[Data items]
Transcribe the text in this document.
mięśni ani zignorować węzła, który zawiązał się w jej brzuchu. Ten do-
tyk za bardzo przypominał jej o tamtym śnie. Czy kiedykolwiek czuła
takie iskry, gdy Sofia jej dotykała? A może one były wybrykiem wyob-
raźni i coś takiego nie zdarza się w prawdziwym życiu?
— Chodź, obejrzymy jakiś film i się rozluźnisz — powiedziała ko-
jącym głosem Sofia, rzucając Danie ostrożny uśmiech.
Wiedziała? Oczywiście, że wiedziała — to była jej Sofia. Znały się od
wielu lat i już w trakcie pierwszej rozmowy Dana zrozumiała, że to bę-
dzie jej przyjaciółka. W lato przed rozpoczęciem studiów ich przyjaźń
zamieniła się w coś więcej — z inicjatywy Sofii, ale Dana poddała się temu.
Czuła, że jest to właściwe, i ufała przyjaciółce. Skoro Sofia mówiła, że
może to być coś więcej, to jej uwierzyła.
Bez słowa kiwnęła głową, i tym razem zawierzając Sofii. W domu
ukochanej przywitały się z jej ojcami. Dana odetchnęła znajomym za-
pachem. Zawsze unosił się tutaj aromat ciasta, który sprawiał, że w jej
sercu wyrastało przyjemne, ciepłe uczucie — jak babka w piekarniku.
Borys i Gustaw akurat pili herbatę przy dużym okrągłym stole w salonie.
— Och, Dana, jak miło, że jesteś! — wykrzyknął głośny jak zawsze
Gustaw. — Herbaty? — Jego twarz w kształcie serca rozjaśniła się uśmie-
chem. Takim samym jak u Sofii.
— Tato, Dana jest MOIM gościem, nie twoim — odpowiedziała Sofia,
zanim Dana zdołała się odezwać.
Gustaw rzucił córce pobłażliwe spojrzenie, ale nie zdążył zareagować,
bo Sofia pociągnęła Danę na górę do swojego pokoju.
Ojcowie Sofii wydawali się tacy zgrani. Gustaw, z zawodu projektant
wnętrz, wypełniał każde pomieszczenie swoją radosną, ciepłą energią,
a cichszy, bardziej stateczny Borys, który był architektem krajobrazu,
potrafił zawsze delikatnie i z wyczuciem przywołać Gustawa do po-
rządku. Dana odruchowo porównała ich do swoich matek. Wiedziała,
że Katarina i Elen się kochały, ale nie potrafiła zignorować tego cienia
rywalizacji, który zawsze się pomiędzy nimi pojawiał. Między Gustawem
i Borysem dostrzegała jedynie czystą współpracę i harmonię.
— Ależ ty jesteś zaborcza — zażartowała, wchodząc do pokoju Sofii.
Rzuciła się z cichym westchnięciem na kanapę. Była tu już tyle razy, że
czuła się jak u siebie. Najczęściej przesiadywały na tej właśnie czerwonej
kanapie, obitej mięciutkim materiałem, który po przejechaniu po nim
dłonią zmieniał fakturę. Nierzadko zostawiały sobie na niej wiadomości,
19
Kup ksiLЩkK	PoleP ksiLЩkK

▸ DO THIS:
Your task is to print the whole listing again exactly.

▸ ANSWER TO THE TASK:
Transcribe the text in this document.
mięśni ani zignorować węzła, który zawiązał się w jej brzuchu. Ten do-
tyk za bardzo przypominał jej o tamtym śnie. Czy kiedykolwiek czuła
takie iskry, gdy Sofia jej dotykała? A może one były wybrykiem wyob-
raźni i coś takiego nie zdarza się w prawdziwym życiu?
— Chodź, obejrzymy jakiś film i się rozluźnisz — powiedziała ko-
jącym głosem Sofia, rzucając Danie ostrożny uśmiech.
Wiedziała? Oczywiście, że wiedziała — to była jej Sofia. Znały się od
wielu lat i już w trakcie pierwszej rozmowy Dana zrozumiała, że to bę-
dzie jej przyjaciółka. W lato przed rozpoczęciem studiów ich przyjaźń
zamieniła się w coś więcej — z inicjatywy Sofii, ale Dana poddała się temu.
Czuła, że jest to właściwe, i ufała przyjaciółce. Skoro Sofia mówiła, że
może to być coś więcej, to jej uwierzyła.
Bez słowa kiwnęła głową, i tym razem zawierzając Sofii. W domu
ukochanej przywitały się z jej ojcami. Dana odetchnęła znajomym za-
pachem. Zawsze unosił się tutaj aromat ciasta, który sprawiał, że w jej
sercu wyrastało przyjemne, ciepłe uczucie — jak babka w piekarniku.
Borys i Gustaw akurat pili herbatę przy dużym okrągłym stole w salonie.
— Och, Dana, jak miło, że jesteś! — wykrzyknął głośny jak zawsze
Gustaw. — Herbaty? — Jego twarz w kształcie serca rozjaśniła się uśmie-
chem. Takim samym jak u Sofii.
— Tato, Dana jest MOIM gościem, nie twoim — odpowiedziała Sofia,
zanim Dana zdołała się odezwać.
Gustaw rzucił córce pobłażliwe spojrzenie, ale nie zdążył zareagować,
bo Sofia pociągnęła Danę na górę do swojego pokoju.
Ojcowie Sofii wydawali się tacy zgrani. Gustaw, z zawodu projektant
wnętrz, wypełniał każde pomieszczenie swoją radosną, ciepłą energią,
a cichszy, bardziej stateczny Borys, który był architektem krajobrazu,
potrafił zawsze delikatnie i z wyczuciem przywołać Gustawa do po-
rządku. Dana odruchowo porównała ich do swoich matek. Wiedziała,
że Katarina i Elen się kochały, ale nie potrafiła zignorować tego cienia
rywalizacji, który zawsze się pomiędzy nimi pojawiał. Między Gustawem
i Borysem dostrzegała jedynie czystą współpracę i harmonię.
— Ależ ty jesteś zaborcza — zażartowała, wchodząc do pokoju Sofii.
Rzuciła się z cichym westchnięciem na kanapę. Była tu już tyle razy, że
czuła się jak u siebie. Najczęściej przesiadywały na tej właśnie czerwonej
kanapie, obitej mięciutkim materiałem, który po przejechaniu po nim
dłonią zmieniał fakturę. Nierzadko zostawiały sobie na niej wiadomości,
19
Kup ksiLЩkK	PoleP ksiLЩkK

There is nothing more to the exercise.